── PASSAGE GIVEN

## Pipeline for producing processed EPC and MCS data and merging them into one table

We're using the asf-core-data repo for the processing.

In [24]:
%load_ext autoreload
%autoreload 2

import sys
sys.path.insert(0, "/Users/juliasuter/Documents/repositories/asf_core_data")
import os

from asf_core_data.getters.data_getters import download_core_data
from asf_core_data import generate_and_save_mcs
from asf_core_data import load_preprocessed_epc_data
from asf_core_data.getters.epc import data_batches
from asf_core_data.pipeline.preprocessing import preprocess_epc_data, data_cleaning
from asf_core_data.pipeline.data_joining import merge_install_dates, merge_proc_datasets
from asf_core_data.getters import data_getters
from asf_core_data.config import base_config


The autoreload extension is already loaded. To reload it, use:
  %reload_ext autoreload


#### Processing EPC

Currently, we're still handling the EPC processing by downloading and processing it locally. In the future, this will be done directly via S3. 
For now, we need to download the raw EPC data into our local data foler.

In [2]:
LOCAL_DATA_DIR = '/Users/juliasuter/Documents/ASF_data'

download_core_data('epc_raw', LOCAL_DATA_DIR, batch='newest')

KeyboardInterrupt: 

In [None]:
# Check whether newest batch shows up a newest in local data dir
print("Local input dir\n---------------")
print("Available batches:", data_batches.get_all_batch_names(data_path=LOCAL_DATA_DIR, check_folder='inputs'))
print("Newest batch:", data_batches.get_most_recent_batch(data_path=LOCAL_DATA_DIR))

In [None]:
# Process new batch of EPC data
epc_full = preprocess_epc_data.load_and_preprocess_epc_data(
    data_path=LOCAL_DATA_DIR, batch="newest", subset='GB',
    reload_raw=True
)

#### Processing MCS

After processing the EPC data, it has to be uploaded to S3 again for further processing. In the future, this will happen automatically.
In order for the following code to work, you should at least upload the following file to the S3 asf-core-data bucket: `LOCAL_DATA_DIR/BATCH_NAME/EPC_GB_preprocessed.csv`

You can do this using a command as the following in your terminal:

`aws s3 cp EPC_GB_preprocessed.csv s3://asf-core-data/outputs/EPC/preprocessed_data/2022_Q3_complete/`

Next, we have to process MCS data and join it with EPC. 

In [None]:
# Get MCS and join with MCS
generate_and_save_mcs(verbose=True)

────
── DATA SUPPLIED

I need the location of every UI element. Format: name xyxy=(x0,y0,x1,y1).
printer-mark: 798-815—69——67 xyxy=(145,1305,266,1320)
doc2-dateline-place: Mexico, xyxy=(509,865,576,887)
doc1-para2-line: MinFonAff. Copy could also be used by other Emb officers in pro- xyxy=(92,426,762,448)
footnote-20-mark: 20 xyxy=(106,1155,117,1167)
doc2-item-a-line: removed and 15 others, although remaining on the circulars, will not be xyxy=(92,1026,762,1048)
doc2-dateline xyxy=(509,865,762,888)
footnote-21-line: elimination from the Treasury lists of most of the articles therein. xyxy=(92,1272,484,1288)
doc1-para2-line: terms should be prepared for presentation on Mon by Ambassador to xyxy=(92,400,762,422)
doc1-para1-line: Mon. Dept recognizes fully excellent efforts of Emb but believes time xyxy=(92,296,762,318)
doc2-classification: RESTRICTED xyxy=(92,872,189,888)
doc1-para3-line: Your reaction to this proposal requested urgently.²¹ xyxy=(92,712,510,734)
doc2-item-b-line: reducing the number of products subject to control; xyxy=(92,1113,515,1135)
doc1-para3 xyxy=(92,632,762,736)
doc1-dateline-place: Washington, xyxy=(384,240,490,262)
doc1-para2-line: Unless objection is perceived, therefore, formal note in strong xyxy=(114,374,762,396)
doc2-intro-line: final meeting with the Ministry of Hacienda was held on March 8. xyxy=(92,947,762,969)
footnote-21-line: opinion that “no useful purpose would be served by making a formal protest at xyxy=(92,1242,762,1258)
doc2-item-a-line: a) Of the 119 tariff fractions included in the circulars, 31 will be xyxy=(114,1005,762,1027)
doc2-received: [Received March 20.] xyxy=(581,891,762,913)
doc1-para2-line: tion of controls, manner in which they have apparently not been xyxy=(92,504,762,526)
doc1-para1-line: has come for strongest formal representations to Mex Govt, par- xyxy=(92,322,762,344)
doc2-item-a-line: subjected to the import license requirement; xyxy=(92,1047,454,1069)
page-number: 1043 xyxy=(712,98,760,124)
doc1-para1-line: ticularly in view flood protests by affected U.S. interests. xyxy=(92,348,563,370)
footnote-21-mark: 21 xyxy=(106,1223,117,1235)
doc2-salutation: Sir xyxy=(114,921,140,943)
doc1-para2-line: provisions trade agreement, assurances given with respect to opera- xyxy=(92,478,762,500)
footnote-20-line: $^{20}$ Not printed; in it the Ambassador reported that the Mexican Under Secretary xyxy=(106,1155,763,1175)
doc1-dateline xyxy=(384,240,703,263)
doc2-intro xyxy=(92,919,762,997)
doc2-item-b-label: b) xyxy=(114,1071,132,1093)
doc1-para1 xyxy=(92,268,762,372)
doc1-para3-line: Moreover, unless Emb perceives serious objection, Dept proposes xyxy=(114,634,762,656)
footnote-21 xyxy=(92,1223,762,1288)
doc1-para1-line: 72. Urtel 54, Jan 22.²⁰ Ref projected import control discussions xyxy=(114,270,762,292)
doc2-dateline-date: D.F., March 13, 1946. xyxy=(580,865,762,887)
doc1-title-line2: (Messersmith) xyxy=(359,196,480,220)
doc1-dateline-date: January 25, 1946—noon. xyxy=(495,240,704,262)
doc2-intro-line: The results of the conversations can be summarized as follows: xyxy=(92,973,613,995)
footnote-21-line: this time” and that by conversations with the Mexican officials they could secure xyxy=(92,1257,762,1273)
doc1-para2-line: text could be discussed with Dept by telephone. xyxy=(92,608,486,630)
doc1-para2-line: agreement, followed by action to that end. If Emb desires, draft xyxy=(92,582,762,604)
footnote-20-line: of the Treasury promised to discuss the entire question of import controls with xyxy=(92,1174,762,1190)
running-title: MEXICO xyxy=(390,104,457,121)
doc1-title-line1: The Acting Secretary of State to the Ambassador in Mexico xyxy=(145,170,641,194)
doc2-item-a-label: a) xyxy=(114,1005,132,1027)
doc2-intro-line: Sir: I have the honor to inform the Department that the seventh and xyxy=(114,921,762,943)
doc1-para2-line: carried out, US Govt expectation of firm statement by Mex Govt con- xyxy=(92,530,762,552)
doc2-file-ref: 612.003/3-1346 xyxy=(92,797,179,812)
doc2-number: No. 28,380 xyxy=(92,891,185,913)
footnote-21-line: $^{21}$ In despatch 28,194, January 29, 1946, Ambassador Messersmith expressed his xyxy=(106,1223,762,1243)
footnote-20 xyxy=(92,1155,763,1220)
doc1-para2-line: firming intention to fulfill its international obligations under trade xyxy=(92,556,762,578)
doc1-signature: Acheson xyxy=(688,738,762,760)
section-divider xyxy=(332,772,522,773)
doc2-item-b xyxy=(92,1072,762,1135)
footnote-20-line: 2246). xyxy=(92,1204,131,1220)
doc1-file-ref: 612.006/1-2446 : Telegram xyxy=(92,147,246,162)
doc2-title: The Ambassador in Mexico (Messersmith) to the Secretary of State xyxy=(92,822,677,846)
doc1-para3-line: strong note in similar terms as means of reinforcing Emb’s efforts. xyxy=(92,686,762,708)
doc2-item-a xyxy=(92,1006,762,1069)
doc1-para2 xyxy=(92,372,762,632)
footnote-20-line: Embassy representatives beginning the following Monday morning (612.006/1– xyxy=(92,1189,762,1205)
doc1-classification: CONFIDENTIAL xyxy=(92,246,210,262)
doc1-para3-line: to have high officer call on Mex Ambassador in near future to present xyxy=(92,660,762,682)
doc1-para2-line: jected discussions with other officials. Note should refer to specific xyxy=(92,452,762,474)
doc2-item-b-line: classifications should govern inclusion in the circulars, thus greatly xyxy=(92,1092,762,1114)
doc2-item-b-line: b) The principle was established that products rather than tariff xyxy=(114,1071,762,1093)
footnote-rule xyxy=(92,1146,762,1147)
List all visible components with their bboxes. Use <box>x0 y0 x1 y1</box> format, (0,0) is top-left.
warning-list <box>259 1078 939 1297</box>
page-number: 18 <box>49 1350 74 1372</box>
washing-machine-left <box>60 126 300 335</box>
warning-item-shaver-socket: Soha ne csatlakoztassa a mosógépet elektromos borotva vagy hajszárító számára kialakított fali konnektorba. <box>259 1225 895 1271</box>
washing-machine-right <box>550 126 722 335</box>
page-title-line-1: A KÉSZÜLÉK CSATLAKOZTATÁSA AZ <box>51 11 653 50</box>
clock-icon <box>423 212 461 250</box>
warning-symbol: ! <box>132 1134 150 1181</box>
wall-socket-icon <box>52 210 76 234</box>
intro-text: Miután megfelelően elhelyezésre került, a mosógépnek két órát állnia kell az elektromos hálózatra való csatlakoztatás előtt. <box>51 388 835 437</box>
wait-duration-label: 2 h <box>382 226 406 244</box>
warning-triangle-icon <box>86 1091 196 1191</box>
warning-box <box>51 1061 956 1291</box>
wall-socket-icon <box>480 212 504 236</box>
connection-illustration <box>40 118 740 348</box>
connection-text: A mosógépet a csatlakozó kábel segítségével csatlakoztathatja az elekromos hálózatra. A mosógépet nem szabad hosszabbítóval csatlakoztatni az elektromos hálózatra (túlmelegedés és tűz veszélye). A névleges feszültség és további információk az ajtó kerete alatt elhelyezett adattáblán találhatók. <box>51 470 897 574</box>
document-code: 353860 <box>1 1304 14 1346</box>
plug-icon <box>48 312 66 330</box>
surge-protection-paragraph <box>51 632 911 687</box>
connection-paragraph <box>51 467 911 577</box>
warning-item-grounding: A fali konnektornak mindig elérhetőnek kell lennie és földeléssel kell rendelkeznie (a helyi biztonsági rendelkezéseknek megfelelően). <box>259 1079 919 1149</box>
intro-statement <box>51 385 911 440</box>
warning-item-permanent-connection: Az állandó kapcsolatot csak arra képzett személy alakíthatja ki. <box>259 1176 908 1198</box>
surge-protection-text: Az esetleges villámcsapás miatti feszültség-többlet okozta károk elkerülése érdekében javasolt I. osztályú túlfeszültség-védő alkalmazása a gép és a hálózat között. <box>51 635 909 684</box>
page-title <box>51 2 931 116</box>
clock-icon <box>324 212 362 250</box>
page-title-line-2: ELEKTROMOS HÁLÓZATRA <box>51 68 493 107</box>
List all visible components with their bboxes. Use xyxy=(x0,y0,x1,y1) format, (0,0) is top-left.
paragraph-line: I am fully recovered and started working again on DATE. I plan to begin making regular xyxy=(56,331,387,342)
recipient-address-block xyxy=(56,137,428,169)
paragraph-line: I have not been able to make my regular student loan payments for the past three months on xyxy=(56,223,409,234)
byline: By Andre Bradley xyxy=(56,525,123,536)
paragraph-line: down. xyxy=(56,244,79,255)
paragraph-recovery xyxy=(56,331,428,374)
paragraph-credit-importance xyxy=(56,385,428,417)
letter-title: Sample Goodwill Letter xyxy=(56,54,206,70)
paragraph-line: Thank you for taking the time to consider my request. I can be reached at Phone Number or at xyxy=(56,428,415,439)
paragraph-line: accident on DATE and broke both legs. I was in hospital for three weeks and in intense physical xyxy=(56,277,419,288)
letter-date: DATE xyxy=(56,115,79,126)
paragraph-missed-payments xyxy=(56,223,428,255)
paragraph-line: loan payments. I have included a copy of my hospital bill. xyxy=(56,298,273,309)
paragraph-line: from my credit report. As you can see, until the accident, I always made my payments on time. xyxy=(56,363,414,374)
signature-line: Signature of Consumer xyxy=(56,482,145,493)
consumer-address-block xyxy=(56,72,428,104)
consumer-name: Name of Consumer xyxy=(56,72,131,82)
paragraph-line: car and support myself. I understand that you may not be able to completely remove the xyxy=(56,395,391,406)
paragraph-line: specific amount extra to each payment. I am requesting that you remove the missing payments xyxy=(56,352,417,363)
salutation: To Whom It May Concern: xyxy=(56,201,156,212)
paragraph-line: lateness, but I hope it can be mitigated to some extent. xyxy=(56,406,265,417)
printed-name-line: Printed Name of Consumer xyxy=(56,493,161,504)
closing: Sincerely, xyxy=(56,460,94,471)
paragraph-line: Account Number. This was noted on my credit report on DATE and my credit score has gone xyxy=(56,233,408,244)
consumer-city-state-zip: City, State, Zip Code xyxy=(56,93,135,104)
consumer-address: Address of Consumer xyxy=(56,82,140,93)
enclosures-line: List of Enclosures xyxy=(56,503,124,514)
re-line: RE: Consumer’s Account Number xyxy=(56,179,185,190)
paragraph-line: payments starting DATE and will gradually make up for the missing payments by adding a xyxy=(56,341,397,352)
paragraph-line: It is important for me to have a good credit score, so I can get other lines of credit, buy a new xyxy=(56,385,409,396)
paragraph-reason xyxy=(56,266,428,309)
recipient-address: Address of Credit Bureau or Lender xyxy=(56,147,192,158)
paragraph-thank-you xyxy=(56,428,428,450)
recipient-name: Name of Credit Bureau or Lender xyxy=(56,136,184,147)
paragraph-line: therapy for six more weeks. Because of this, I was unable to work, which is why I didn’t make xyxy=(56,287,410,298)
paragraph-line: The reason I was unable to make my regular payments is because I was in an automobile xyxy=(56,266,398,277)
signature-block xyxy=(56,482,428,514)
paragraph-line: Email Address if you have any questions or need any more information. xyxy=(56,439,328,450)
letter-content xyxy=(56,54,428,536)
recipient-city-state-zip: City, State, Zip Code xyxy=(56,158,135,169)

────

> _LIST OF TASKS_:
**1.** Name every keyword argument that the pipeline page passes to the load_and_preprocess_epc_data call.
**2.** From the pipeline page, reproduce verbatim the part that opens with the words containing "The autoreload extension" and closes with "directly via S3.".

> _ANSWERS BELOW_:
**1.**
data_path
batch
subset
reload_raw

**2.**
The autoreload extension is already loaded. To reload it, use:
  %reload_ext autoreload


#### Processing EPC

Currently, we're still handling the EPC processing by downloading and processing it locally. In the future, this will be done directly via S3.